══ Items

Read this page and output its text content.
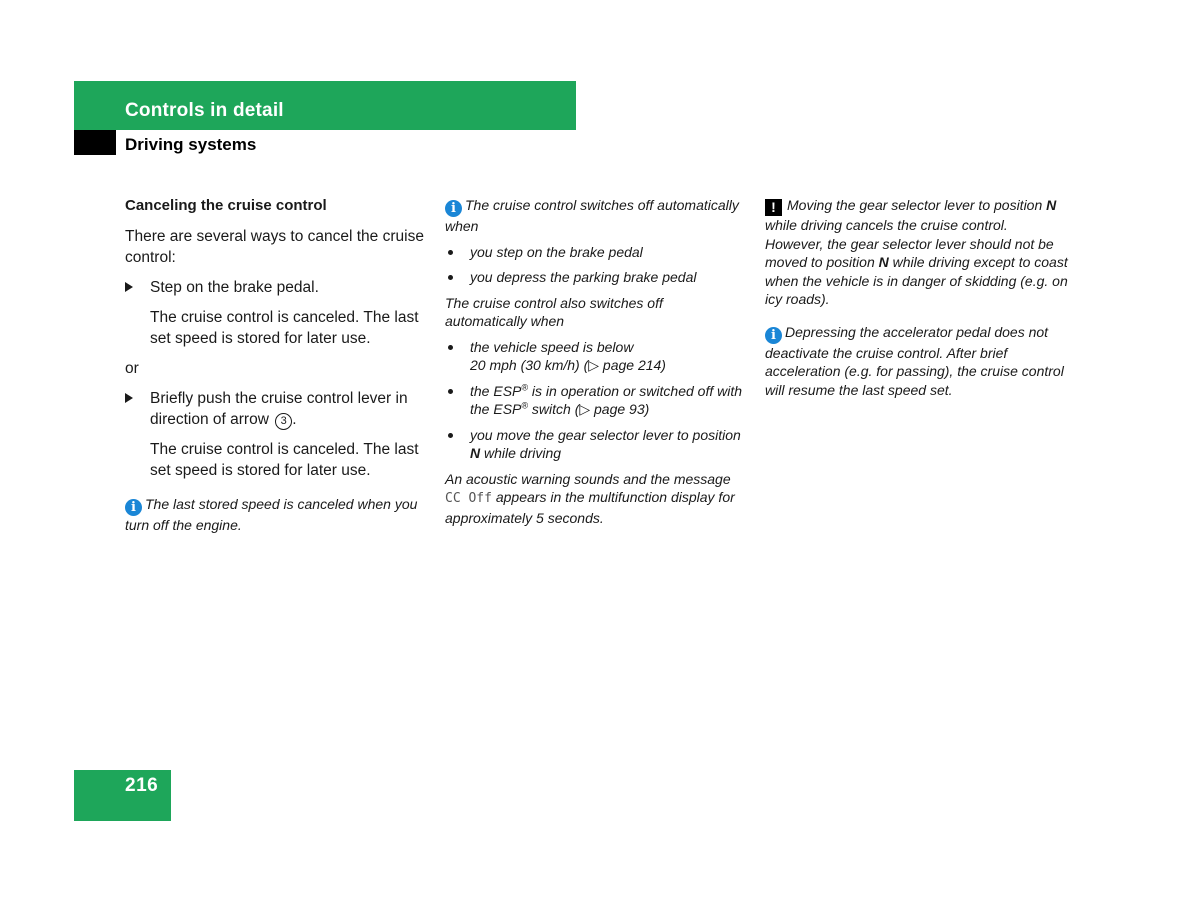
Controls in detail
Driving systems
Canceling the cruise control

There are several ways to cancel the cruise control:

Step on the brake pedal.

The cruise control is canceled. The last set speed is stored for later use.

or

Briefly push the cruise control lever in direction of arrow 3 .

The cruise control is canceled. The last set speed is stored for later use.

i The last stored speed is canceled when you turn off the engine.
i The cruise control switches off automatically when
you step on the brake pedal
you depress the parking brake pedal
The cruise control also switches off automatically when
the vehicle speed is below
20 mph (30 km/h) (▷ page 214)
the ESP® is in operation or switched off with the ESP® switch (▷ page 93)
you move the gear selector lever to position N while driving
An acoustic warning sounds and the message CC Off appears in the multifunction display for approximately 5 seconds.
! Moving the gear selector lever to position N while driving cancels the cruise control. However, the gear selector lever should not be moved to position N while driving except to coast when the vehicle is in danger of skidding (e.g. on icy roads).
i Depressing the accelerator pedal does not deactivate the cruise control. After brief acceleration (e.g. for passing), the cruise control will resume the last speed set.
216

════

Required work = Apart from the pictures, the entries above are to be repeated in full and exactly.

Output below =
Read this page and output its text content.
Controls in detail
Driving systems
Canceling the cruise control

There are several ways to cancel the cruise control:

Step on the brake pedal.

The cruise control is canceled. The last set speed is stored for later use.

or

Briefly push the cruise control lever in direction of arrow 3 .

The cruise control is canceled. The last set speed is stored for later use.

i The last stored speed is canceled when you turn off the engine.
i The cruise control switches off automatically when
you step on the brake pedal
you depress the parking brake pedal
The cruise control also switches off automatically when
the vehicle speed is below
20 mph (30 km/h) (▷ page 214)
the ESP® is in operation or switched off with the ESP® switch (▷ page 93)
you move the gear selector lever to position N while driving
An acoustic warning sounds and the message CC Off appears in the multifunction display for approximately 5 seconds.
! Moving the gear selector lever to position N while driving cancels the cruise control. However, the gear selector lever should not be moved to position N while driving except to coast when the vehicle is in danger of skidding (e.g. on icy roads).
i Depressing the accelerator pedal does not deactivate the cruise control. After brief acceleration (e.g. for passing), the cruise control will resume the last speed set.
216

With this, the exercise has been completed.